>> BEGIN

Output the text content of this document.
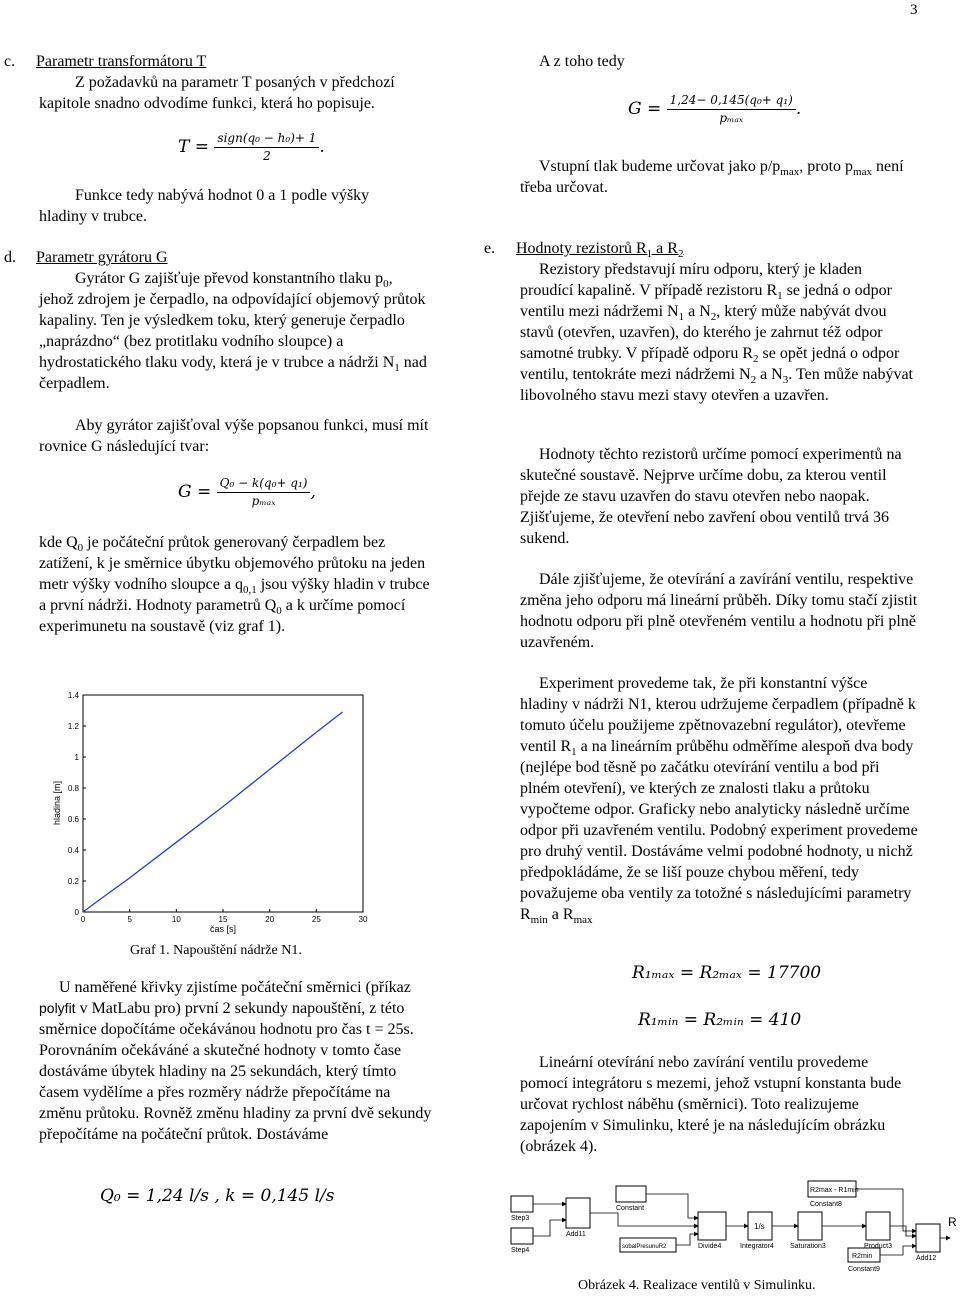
3
c. Parametr transformátoru T

Z požadavků na parametr T posaných v předchozí kapitole snadno odvodíme funkci, která ho popisuje.

$T = \frac{\text{sign(q₀ − h₀)+ 1}}{2}$ .

Funkce tedy nabývá hodnot 0 a 1 podle výšky hladiny v trubce.

d. Parametr gyrátoru G

Gyrátor G zajišťuje převod konstantního tlaku $p_0$, jehož zdrojem je čerpadlo, na odpovídající objemový průtok kapaliny. Ten je výsledkem toku, který generuje čerpadlo „naprázdno“ (bez protitlaku vodního sloupce) a hydrostatického tlaku vody, která je v trubce a nádrži $N_1$ nad čerpadlem.

Aby gyrátor zajišťoval výše popsanou funkci, musí mít rovnice G následující tvar:

$G = \frac{\text{Q₀ − k(q₀+ q₁)}}{\text{pₘₐₓ}}$ ,

kde $Q_0$ je počáteční průtok generovaný čerpadlem bez zatížení, k je směrnice úbytku objemového průtoku na jeden metr výšky vodního sloupce a $q_{0,1}$ jsou výšky hladin v trubce a první nádrži. Hodnoty parametrů $Q_0$ a k určíme pomocí experimunetu na soustavě (viz graf 1).

0	5	10	15	20	25	30
0
0.2
0.4
0.6
0.8
1
1.2
1.4
čas [s]
hladina [m]
Graf 1. Napouštění nádrže N1.

U naměřené křivky zjistíme počáteční směrnici (příkaz polyfit v MatLabu pro) první 2 sekundy napouštění, z této směrnice dopočítáme očekávánou hodnotu pro čas t = 25s. Porovnáním očekáváné a skutečné hodnoty v tomto čase dostáváme úbytek hladiny na 25 sekundách, který tímto časem vydělíme a přes rozměry nádrže přepočítáme na změnu průtoku. Rovněž změnu hladiny za první dvě sekundy přepočítáme na počáteční průtok. Dostáváme

Q₀ = 1,24 l/s , k = 0,145 l/s
A z toho tedy
$G = \frac{\text{1,24− 0,145(q₀+ q₁)}}{\text{pₘₐₓ}}$ .

Vstupní tlak budeme určovat jako $p/p_{max}$, proto $p_{max}$ není třeba určovat.

e. Hodnoty rezistorů $R_1$ a $R_2$

Rezistory představují míru odporu, který je kladen proudící kapalině. V případě rezistoru $R_1$ se jedná o odpor ventilu mezi nádržemi $N_1$ a $N_2$, který může nabývát dvou stavů (otevřen, uzavřen), do kterého je zahrnut též odpor samotné trubky. V případě odporu $R_2$ se opět jedná o odpor ventilu, tentokráte mezi nádržemi $N_2$ a $N_3$. Ten může nabývat libovolného stavu mezi stavy otevřen a uzavřen.

Hodnoty těchto rezistorů určíme pomocí experimentů na skutečné soustavě. Nejprve určíme dobu, za kterou ventil přejde ze stavu uzavřen do stavu otevřen nebo naopak. Zjišťujeme, že otevření nebo zavření obou ventilů trvá 36 sukend.

Dále zjišťujeme, že otevírání a zavírání ventilu, respektive změna jeho odporu má lineární průběh. Díky tomu stačí zjistit hodnotu odporu při plně otevřeném ventilu a hodnotu při plně uzavřeném.

Experiment provedeme tak, že při konstantní výšce hladiny v nádrži N1, kterou udržujeme čerpadlem (případně k tomuto účelu použijeme zpětnovazební regulátor), otevřeme ventil $R_1$ a na lineárním průběhu odměříme alespoň dva body (nejlépe bod těsně po začátku otevírání ventilu a bod při plném otevření), ve kterých ze znalosti tlaku a průtoku vypočteme odpor. Graficky nebo analyticky následně určíme odpor při uzavřeném ventilu. Podobný experiment provedeme pro druhý ventil. Dostáváme velmi podobné hodnoty, u nichž předpokládáme, že se liší pouze chybou měření, tedy považujeme oba ventily za totožné s následujícími parametry $R_{min}$ a $R_{max}$

R₁ₘₐₓ = R₂ₘₐₓ = 17700
R₁ₘᵢₙ = R₂ₘᵢₙ = 410

Lineární otevírání nebo zavírání ventilu provedeme pomocí integrátoru s mezemi, jehož vstupní konstanta bude určovat rychlost náběhu (směrnici). Toto realizujeme zapojením v Simulinku, které je na následujícím obrázku (obrázek 4).

Step3
Step4
Add11
Constant
Divide4
1/s
Integrator4 Saturation3	Product3
Add12
Constant8
Constant9
R2max - R1min
R2min
sobalPresunuR2
R
Obrázek 4. Realizace ventilů v Simulinku.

>> END

● Aim of the exercise: Find each line holding the string "funkci" and copy it out.

● Solved problem:
Z požadavků na parametr T posaných v předchozí kapitole snadno odvodíme funkci, která ho popisuje.
Aby gyrátor zajišťoval výše popsanou funkci, musí mít rovnice G následující tvar:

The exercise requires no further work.